= OBJECTIVE =
Write out all of the entries that follow, word for word, but skip the pictures.

= PROVIDED RECORDS =
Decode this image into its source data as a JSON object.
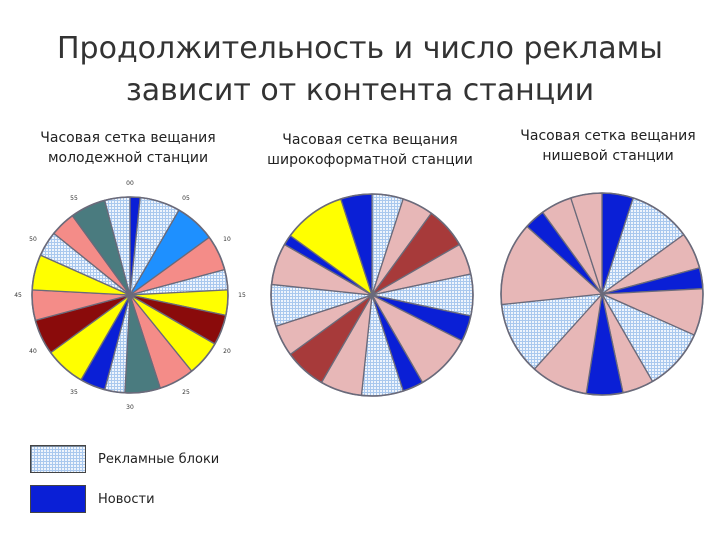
{
  "slide": {
    "title_line1": "Продолжительность и число рекламы",
    "title_line2": "зависит от контента станции"
  },
  "colors": {
    "ads_blue": "#a9c8ee",
    "ads_bg": "#eef4fc",
    "news": "#0a1fd6",
    "pink": "#e7b7b7",
    "salmon": "#f48c88",
    "yellow": "#ffff00",
    "maroon": "#8a0b0b",
    "teal": "#4a7b7f",
    "sky": "#1e90ff",
    "darkred": "#a73a3a"
  },
  "charts": [
    {
      "caption_line1": "Часовая сетка вещания",
      "caption_line2": "молодежной станции",
      "ticks": [
        "00",
        "05",
        "10",
        "15",
        "20",
        "25",
        "30",
        "35",
        "40",
        "45",
        "50",
        "55"
      ],
      "segments": [
        {
          "from": 0,
          "to": 1,
          "fill": "news",
          "cat": "news"
        },
        {
          "from": 1,
          "to": 5,
          "fill": "ads",
          "cat": "ads"
        },
        {
          "from": 5,
          "to": 9,
          "fill": "sky",
          "cat": "music"
        },
        {
          "from": 9,
          "to": 12.5,
          "fill": "salmon",
          "cat": "music"
        },
        {
          "from": 12.5,
          "to": 14.5,
          "fill": "ads",
          "cat": "ads"
        },
        {
          "from": 14.5,
          "to": 17,
          "fill": "yellow",
          "cat": "music"
        },
        {
          "from": 17,
          "to": 20,
          "fill": "maroon",
          "cat": "music"
        },
        {
          "from": 20,
          "to": 23.5,
          "fill": "yellow",
          "cat": "music"
        },
        {
          "from": 23.5,
          "to": 27,
          "fill": "salmon",
          "cat": "music"
        },
        {
          "from": 27,
          "to": 30.5,
          "fill": "teal",
          "cat": "music"
        },
        {
          "from": 30.5,
          "to": 32.5,
          "fill": "ads",
          "cat": "ads"
        },
        {
          "from": 32.5,
          "to": 35,
          "fill": "news",
          "cat": "news"
        },
        {
          "from": 35,
          "to": 39,
          "fill": "yellow",
          "cat": "music"
        },
        {
          "from": 39,
          "to": 42.5,
          "fill": "maroon",
          "cat": "music"
        },
        {
          "from": 42.5,
          "to": 45.5,
          "fill": "salmon",
          "cat": "music"
        },
        {
          "from": 45.5,
          "to": 49,
          "fill": "yellow",
          "cat": "music"
        },
        {
          "from": 49,
          "to": 51.5,
          "fill": "ads",
          "cat": "ads"
        },
        {
          "from": 51.5,
          "to": 54,
          "fill": "salmon",
          "cat": "music"
        },
        {
          "from": 54,
          "to": 57.5,
          "fill": "teal",
          "cat": "music"
        },
        {
          "from": 57.5,
          "to": 60,
          "fill": "ads",
          "cat": "ads"
        }
      ]
    },
    {
      "caption_line1": "Часовая сетка вещания",
      "caption_line2": "широкоформатной станции",
      "ticks": [],
      "segments": [
        {
          "from": 0,
          "to": 3,
          "fill": "ads",
          "cat": "ads"
        },
        {
          "from": 3,
          "to": 6,
          "fill": "pink",
          "cat": "program"
        },
        {
          "from": 6,
          "to": 10,
          "fill": "darkred",
          "cat": "program"
        },
        {
          "from": 10,
          "to": 13,
          "fill": "pink",
          "cat": "program"
        },
        {
          "from": 13,
          "to": 17,
          "fill": "ads",
          "cat": "ads"
        },
        {
          "from": 17,
          "to": 19.5,
          "fill": "news",
          "cat": "news"
        },
        {
          "from": 19.5,
          "to": 25,
          "fill": "pink",
          "cat": "program"
        },
        {
          "from": 25,
          "to": 27,
          "fill": "news",
          "cat": "news"
        },
        {
          "from": 27,
          "to": 31,
          "fill": "ads",
          "cat": "ads"
        },
        {
          "from": 31,
          "to": 35,
          "fill": "pink",
          "cat": "program"
        },
        {
          "from": 35,
          "to": 39,
          "fill": "darkred",
          "cat": "program"
        },
        {
          "from": 39,
          "to": 42,
          "fill": "pink",
          "cat": "program"
        },
        {
          "from": 42,
          "to": 46,
          "fill": "ads",
          "cat": "ads"
        },
        {
          "from": 46,
          "to": 50,
          "fill": "pink",
          "cat": "program"
        },
        {
          "from": 50,
          "to": 51,
          "fill": "news",
          "cat": "news"
        },
        {
          "from": 51,
          "to": 57,
          "fill": "yellow",
          "cat": "program"
        },
        {
          "from": 57,
          "to": 60,
          "fill": "news",
          "cat": "news"
        }
      ]
    },
    {
      "caption_line1": "Часовая сетка вещания",
      "caption_line2": "нишевой станции",
      "ticks": [],
      "segments": [
        {
          "from": 0,
          "to": 3,
          "fill": "news",
          "cat": "news"
        },
        {
          "from": 3,
          "to": 9,
          "fill": "ads",
          "cat": "ads"
        },
        {
          "from": 9,
          "to": 12.5,
          "fill": "pink",
          "cat": "program"
        },
        {
          "from": 12.5,
          "to": 14.5,
          "fill": "news",
          "cat": "news"
        },
        {
          "from": 14.5,
          "to": 19,
          "fill": "pink",
          "cat": "program"
        },
        {
          "from": 19,
          "to": 25,
          "fill": "ads",
          "cat": "ads"
        },
        {
          "from": 25,
          "to": 28,
          "fill": "pink",
          "cat": "program"
        },
        {
          "from": 28,
          "to": 31.5,
          "fill": "news",
          "cat": "news"
        },
        {
          "from": 31.5,
          "to": 37,
          "fill": "pink",
          "cat": "program"
        },
        {
          "from": 37,
          "to": 44,
          "fill": "ads",
          "cat": "ads"
        },
        {
          "from": 44,
          "to": 52,
          "fill": "pink",
          "cat": "program"
        },
        {
          "from": 52,
          "to": 54,
          "fill": "news",
          "cat": "news"
        },
        {
          "from": 54,
          "to": 57,
          "fill": "pink",
          "cat": "program"
        },
        {
          "from": 57,
          "to": 60,
          "fill": "pink",
          "cat": "program"
        }
      ]
    }
  ],
  "legend": [
    {
      "label": "Рекламные блоки",
      "swatch": "ads-swatch"
    },
    {
      "label": "Новости",
      "swatch": "news-swatch"
    }
  ]
}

= TASK ANSWER =
Decode this image into its source data as a JSON object.
{
  "slide": {
    "title_line1": "Продолжительность и число рекламы",
    "title_line2": "зависит от контента станции"
  },
  "colors": {
    "ads_blue": "#a9c8ee",
    "ads_bg": "#eef4fc",
    "news": "#0a1fd6",
    "pink": "#e7b7b7",
    "salmon": "#f48c88",
    "yellow": "#ffff00",
    "maroon": "#8a0b0b",
    "teal": "#4a7b7f",
    "sky": "#1e90ff",
    "darkred": "#a73a3a"
  },
  "charts": [
    {
      "caption_line1": "Часовая сетка вещания",
      "caption_line2": "молодежной станции",
      "ticks": [
        "00",
        "05",
        "10",
        "15",
        "20",
        "25",
        "30",
        "35",
        "40",
        "45",
        "50",
        "55"
      ],
      "segments": [
        {
          "from": 0,
          "to": 1,
          "fill": "news",
          "cat": "news"
        },
        {
          "from": 1,
          "to": 5,
          "fill": "ads",
          "cat": "ads"
        },
        {
          "from": 5,
          "to": 9,
          "fill": "sky",
          "cat": "music"
        },
        {
          "from": 9,
          "to": 12.5,
          "fill": "salmon",
          "cat": "music"
        },
        {
          "from": 12.5,
          "to": 14.5,
          "fill": "ads",
          "cat": "ads"
        },
        {
          "from": 14.5,
          "to": 17,
          "fill": "yellow",
          "cat": "music"
        },
        {
          "from": 17,
          "to": 20,
          "fill": "maroon",
          "cat": "music"
        },
        {
          "from": 20,
          "to": 23.5,
          "fill": "yellow",
          "cat": "music"
        },
        {
          "from": 23.5,
          "to": 27,
          "fill": "salmon",
          "cat": "music"
        },
        {
          "from": 27,
          "to": 30.5,
          "fill": "teal",
          "cat": "music"
        },
        {
          "from": 30.5,
          "to": 32.5,
          "fill": "ads",
          "cat": "ads"
        },
        {
          "from": 32.5,
          "to": 35,
          "fill": "news",
          "cat": "news"
        },
        {
          "from": 35,
          "to": 39,
          "fill": "yellow",
          "cat": "music"
        },
        {
          "from": 39,
          "to": 42.5,
          "fill": "maroon",
          "cat": "music"
        },
        {
          "from": 42.5,
          "to": 45.5,
          "fill": "salmon",
          "cat": "music"
        },
        {
          "from": 45.5,
          "to": 49,
          "fill": "yellow",
          "cat": "music"
        },
        {
          "from": 49,
          "to": 51.5,
          "fill": "ads",
          "cat": "ads"
        },
        {
          "from": 51.5,
          "to": 54,
          "fill": "salmon",
          "cat": "music"
        },
        {
          "from": 54,
          "to": 57.5,
          "fill": "teal",
          "cat": "music"
        },
        {
          "from": 57.5,
          "to": 60,
          "fill": "ads",
          "cat": "ads"
        }
      ]
    },
    {
      "caption_line1": "Часовая сетка вещания",
      "caption_line2": "широкоформатной станции",
      "ticks": [],
      "segments": [
        {
          "from": 0,
          "to": 3,
          "fill": "ads",
          "cat": "ads"
        },
        {
          "from": 3,
          "to": 6,
          "fill": "pink",
          "cat": "program"
        },
        {
          "from": 6,
          "to": 10,
          "fill": "darkred",
          "cat": "program"
        },
        {
          "from": 10,
          "to": 13,
          "fill": "pink",
          "cat": "program"
        },
        {
          "from": 13,
          "to": 17,
          "fill": "ads",
          "cat": "ads"
        },
        {
          "from": 17,
          "to": 19.5,
          "fill": "news",
          "cat": "news"
        },
        {
          "from": 19.5,
          "to": 25,
          "fill": "pink",
          "cat": "program"
        },
        {
          "from": 25,
          "to": 27,
          "fill": "news",
          "cat": "news"
        },
        {
          "from": 27,
          "to": 31,
          "fill": "ads",
          "cat": "ads"
        },
        {
          "from": 31,
          "to": 35,
          "fill": "pink",
          "cat": "program"
        },
        {
          "from": 35,
          "to": 39,
          "fill": "darkred",
          "cat": "program"
        },
        {
          "from": 39,
          "to": 42,
          "fill": "pink",
          "cat": "program"
        },
        {
          "from": 42,
          "to": 46,
          "fill": "ads",
          "cat": "ads"
        },
        {
          "from": 46,
          "to": 50,
          "fill": "pink",
          "cat": "program"
        },
        {
          "from": 50,
          "to": 51,
          "fill": "news",
          "cat": "news"
        },
        {
          "from": 51,
          "to": 57,
          "fill": "yellow",
          "cat": "program"
        },
        {
          "from": 57,
          "to": 60,
          "fill": "news",
          "cat": "news"
        }
      ]
    },
    {
      "caption_line1": "Часовая сетка вещания",
      "caption_line2": "нишевой станции",
      "ticks": [],
      "segments": [
        {
          "from": 0,
          "to": 3,
          "fill": "news",
          "cat": "news"
        },
        {
          "from": 3,
          "to": 9,
          "fill": "ads",
          "cat": "ads"
        },
        {
          "from": 9,
          "to": 12.5,
          "fill": "pink",
          "cat": "program"
        },
        {
          "from": 12.5,
          "to": 14.5,
          "fill": "news",
          "cat": "news"
        },
        {
          "from": 14.5,
          "to": 19,
          "fill": "pink",
          "cat": "program"
        },
        {
          "from": 19,
          "to": 25,
          "fill": "ads",
          "cat": "ads"
        },
        {
          "from": 25,
          "to": 28,
          "fill": "pink",
          "cat": "program"
        },
        {
          "from": 28,
          "to": 31.5,
          "fill": "news",
          "cat": "news"
        },
        {
          "from": 31.5,
          "to": 37,
          "fill": "pink",
          "cat": "program"
        },
        {
          "from": 37,
          "to": 44,
          "fill": "ads",
          "cat": "ads"
        },
        {
          "from": 44,
          "to": 52,
          "fill": "pink",
          "cat": "program"
        },
        {
          "from": 52,
          "to": 54,
          "fill": "news",
          "cat": "news"
        },
        {
          "from": 54,
          "to": 57,
          "fill": "pink",
          "cat": "program"
        },
        {
          "from": 57,
          "to": 60,
          "fill": "pink",
          "cat": "program"
        }
      ]
    }
  ],
  "legend": [
    {
      "label": "Рекламные блоки",
      "swatch": "ads-swatch"
    },
    {
      "label": "Новости",
      "swatch": "news-swatch"
    }
  ]
}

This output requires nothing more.